▶ [Requirements]
Locate every line that holds the string "JSON" and copy it.

▶ [The data]
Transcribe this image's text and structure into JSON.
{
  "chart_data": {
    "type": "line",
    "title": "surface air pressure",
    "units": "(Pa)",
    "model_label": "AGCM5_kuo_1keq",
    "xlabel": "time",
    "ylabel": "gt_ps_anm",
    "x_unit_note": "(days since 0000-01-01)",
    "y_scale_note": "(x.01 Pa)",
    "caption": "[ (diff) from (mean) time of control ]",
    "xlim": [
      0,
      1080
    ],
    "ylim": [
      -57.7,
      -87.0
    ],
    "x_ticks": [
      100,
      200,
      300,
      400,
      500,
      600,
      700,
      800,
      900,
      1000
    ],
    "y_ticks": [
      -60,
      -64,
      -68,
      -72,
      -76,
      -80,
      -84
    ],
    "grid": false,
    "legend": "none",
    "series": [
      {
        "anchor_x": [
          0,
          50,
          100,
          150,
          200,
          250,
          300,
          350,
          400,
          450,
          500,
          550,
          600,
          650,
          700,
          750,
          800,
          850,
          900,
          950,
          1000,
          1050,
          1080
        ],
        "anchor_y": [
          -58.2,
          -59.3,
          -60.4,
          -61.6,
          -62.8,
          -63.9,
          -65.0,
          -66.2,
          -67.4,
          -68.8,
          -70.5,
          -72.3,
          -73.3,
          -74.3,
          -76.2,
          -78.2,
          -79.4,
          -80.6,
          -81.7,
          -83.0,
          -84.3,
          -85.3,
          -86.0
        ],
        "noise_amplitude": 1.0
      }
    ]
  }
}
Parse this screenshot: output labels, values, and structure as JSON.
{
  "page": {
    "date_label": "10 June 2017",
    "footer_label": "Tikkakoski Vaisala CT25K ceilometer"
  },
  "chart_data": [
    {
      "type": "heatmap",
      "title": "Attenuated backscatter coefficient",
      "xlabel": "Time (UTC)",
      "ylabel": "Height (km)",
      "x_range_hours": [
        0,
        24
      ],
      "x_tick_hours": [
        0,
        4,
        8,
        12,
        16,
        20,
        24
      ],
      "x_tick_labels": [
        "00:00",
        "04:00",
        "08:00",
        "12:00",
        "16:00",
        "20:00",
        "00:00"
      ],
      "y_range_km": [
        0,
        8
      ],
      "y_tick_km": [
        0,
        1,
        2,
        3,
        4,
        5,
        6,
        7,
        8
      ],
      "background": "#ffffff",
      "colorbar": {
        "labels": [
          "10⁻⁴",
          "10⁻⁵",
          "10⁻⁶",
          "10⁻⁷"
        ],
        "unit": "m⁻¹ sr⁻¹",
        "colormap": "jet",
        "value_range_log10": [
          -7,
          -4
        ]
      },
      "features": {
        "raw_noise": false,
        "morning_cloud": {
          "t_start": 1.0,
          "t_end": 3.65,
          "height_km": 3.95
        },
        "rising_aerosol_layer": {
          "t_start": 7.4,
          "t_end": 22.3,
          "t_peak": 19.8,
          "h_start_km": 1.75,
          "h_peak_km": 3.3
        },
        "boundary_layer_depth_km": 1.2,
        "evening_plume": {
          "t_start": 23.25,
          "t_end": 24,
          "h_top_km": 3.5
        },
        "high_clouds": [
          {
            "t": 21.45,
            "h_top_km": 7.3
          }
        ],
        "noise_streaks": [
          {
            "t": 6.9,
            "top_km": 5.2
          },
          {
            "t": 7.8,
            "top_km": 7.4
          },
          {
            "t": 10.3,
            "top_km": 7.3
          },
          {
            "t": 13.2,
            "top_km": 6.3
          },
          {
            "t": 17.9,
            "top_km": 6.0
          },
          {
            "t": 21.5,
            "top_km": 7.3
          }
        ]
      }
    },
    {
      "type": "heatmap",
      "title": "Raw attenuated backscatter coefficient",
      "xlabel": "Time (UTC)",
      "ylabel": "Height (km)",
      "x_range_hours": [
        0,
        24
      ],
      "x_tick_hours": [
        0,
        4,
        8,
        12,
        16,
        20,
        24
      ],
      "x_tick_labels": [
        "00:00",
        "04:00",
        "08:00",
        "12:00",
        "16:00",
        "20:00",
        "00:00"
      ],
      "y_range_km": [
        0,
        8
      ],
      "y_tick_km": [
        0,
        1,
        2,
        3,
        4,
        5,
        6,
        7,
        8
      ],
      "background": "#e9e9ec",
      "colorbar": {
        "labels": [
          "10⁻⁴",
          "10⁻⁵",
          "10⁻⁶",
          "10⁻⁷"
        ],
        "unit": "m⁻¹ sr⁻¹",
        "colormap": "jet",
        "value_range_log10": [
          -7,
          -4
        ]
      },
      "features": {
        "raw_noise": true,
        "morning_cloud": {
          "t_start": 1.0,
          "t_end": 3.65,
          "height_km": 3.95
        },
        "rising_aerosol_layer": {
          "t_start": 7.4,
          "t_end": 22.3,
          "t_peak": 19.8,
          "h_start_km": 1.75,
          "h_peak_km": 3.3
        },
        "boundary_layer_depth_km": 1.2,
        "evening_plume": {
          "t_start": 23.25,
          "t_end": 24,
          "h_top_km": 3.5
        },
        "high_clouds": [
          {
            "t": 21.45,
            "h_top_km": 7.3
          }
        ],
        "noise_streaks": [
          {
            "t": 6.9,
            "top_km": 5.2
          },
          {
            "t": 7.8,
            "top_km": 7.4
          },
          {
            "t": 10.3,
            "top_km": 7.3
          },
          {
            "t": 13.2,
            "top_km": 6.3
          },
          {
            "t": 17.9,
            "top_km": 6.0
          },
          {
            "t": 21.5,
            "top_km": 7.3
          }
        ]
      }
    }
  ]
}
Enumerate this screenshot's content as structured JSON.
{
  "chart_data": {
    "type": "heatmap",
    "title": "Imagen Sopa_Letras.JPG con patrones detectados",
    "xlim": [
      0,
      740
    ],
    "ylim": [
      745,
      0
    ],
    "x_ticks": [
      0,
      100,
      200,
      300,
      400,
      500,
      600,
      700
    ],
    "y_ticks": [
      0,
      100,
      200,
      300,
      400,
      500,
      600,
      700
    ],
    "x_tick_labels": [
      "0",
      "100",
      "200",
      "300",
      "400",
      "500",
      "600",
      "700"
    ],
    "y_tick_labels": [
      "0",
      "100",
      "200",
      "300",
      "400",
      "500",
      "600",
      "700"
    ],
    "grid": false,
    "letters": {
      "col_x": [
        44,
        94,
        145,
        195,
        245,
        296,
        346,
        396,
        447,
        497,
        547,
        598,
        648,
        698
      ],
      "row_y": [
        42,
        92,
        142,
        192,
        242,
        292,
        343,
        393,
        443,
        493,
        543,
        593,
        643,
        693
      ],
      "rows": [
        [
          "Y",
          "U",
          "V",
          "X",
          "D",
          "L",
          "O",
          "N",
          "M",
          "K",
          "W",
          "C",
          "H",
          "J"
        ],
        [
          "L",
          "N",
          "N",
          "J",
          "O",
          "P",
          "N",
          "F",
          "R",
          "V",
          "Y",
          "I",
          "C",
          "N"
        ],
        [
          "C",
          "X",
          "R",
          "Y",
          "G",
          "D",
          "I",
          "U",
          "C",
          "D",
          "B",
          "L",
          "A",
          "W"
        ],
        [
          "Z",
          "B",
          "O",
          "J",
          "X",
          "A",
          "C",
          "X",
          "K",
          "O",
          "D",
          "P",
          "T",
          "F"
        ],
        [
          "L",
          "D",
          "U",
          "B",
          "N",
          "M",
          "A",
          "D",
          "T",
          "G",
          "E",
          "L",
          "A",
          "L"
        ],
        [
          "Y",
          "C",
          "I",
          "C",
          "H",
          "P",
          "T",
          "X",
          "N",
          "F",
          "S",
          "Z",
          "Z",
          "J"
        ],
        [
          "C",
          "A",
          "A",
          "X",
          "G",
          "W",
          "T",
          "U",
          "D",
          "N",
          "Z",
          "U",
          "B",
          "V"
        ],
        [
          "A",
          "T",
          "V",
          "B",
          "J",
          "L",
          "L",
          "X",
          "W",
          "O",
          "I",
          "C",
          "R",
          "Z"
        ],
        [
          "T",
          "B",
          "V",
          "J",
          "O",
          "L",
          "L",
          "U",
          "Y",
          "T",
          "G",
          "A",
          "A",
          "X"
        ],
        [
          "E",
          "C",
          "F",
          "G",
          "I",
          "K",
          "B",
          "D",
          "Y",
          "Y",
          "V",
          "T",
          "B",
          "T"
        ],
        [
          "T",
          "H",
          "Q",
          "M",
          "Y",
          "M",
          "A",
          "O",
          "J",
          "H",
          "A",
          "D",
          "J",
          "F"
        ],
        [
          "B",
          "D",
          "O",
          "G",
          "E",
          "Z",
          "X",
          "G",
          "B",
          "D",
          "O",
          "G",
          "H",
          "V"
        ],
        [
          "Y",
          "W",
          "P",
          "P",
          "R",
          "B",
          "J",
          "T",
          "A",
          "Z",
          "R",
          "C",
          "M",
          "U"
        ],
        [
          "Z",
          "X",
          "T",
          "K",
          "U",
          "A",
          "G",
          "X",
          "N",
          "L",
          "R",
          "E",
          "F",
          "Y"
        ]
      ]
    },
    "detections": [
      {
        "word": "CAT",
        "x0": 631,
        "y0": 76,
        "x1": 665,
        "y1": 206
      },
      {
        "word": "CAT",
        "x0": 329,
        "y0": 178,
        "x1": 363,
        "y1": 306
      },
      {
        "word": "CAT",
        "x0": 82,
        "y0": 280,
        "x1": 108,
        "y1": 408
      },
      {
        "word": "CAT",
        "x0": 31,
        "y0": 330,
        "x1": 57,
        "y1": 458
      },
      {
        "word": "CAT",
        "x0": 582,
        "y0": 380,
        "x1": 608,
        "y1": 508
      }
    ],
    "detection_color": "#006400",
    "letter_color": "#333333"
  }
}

▶ [Problem solution]
Transcribe this image's text and structure into JSON.
Parse this screenshot: output labels, values, and structure as JSON.
Enumerate this screenshot's content as structured JSON.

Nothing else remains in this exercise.